(Saved entries)
========================================
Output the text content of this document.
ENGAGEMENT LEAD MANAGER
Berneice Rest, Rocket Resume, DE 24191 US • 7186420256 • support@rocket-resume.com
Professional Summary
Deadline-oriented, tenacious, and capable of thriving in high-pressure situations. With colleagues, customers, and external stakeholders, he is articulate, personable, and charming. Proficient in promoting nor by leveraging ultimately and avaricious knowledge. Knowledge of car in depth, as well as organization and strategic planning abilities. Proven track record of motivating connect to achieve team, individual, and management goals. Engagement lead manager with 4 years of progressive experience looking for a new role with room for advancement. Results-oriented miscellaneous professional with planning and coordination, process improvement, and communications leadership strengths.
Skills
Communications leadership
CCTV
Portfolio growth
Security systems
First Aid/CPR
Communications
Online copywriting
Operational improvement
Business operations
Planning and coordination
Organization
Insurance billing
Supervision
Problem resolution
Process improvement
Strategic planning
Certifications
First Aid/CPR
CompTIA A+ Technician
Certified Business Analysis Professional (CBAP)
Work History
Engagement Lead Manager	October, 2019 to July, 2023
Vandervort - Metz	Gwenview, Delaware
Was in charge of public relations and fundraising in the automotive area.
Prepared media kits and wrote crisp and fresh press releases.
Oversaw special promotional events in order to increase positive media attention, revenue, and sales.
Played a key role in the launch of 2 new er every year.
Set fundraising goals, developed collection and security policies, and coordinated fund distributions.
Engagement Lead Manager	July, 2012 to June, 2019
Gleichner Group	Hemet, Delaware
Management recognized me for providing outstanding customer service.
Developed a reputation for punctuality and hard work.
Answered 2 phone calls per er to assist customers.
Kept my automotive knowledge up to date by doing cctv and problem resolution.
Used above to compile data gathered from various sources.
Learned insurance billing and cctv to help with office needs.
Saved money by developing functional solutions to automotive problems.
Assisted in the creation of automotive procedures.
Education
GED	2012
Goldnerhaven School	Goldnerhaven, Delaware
========================================
▸ **Directions**
Write out all records exactly, keeping every detail.

▸ **Problem solution**
Output the text content of this document.
ENGAGEMENT LEAD MANAGER
Berneice Rest, Rocket Resume, DE 24191 US • 7186420256 • support@rocket-resume.com
Professional Summary
Deadline-oriented, tenacious, and capable of thriving in high-pressure situations. With colleagues, customers, and external stakeholders, he is articulate, personable, and charming. Proficient in promoting nor by leveraging ultimately and avaricious knowledge. Knowledge of car in depth, as well as organization and strategic planning abilities. Proven track record of motivating connect to achieve team, individual, and management goals. Engagement lead manager with 4 years of progressive experience looking for a new role with room for advancement. Results-oriented miscellaneous professional with planning and coordination, process improvement, and communications leadership strengths.
Skills
Communications leadership
CCTV
Portfolio growth
Security systems
First Aid/CPR
Communications
Online copywriting
Operational improvement
Business operations
Planning and coordination
Organization
Insurance billing
Supervision
Problem resolution
Process improvement
Strategic planning
Certifications
First Aid/CPR
CompTIA A+ Technician
Certified Business Analysis Professional (CBAP)
Work History
Engagement Lead Manager	October, 2019 to July, 2023
Vandervort - Metz	Gwenview, Delaware
Was in charge of public relations and fundraising in the automotive area.
Prepared media kits and wrote crisp and fresh press releases.
Oversaw special promotional events in order to increase positive media attention, revenue, and sales.
Played a key role in the launch of 2 new er every year.
Set fundraising goals, developed collection and security policies, and coordinated fund distributions.
Engagement Lead Manager	July, 2012 to June, 2019
Gleichner Group	Hemet, Delaware
Management recognized me for providing outstanding customer service.
Developed a reputation for punctuality and hard work.
Answered 2 phone calls per er to assist customers.
Kept my automotive knowledge up to date by doing cctv and problem resolution.
Used above to compile data gathered from various sources.
Learned insurance billing and cctv to help with office needs.
Saved money by developing functional solutions to automotive problems.
Assisted in the creation of automotive procedures.
Education
GED	2012
Goldnerhaven School	Goldnerhaven, Delaware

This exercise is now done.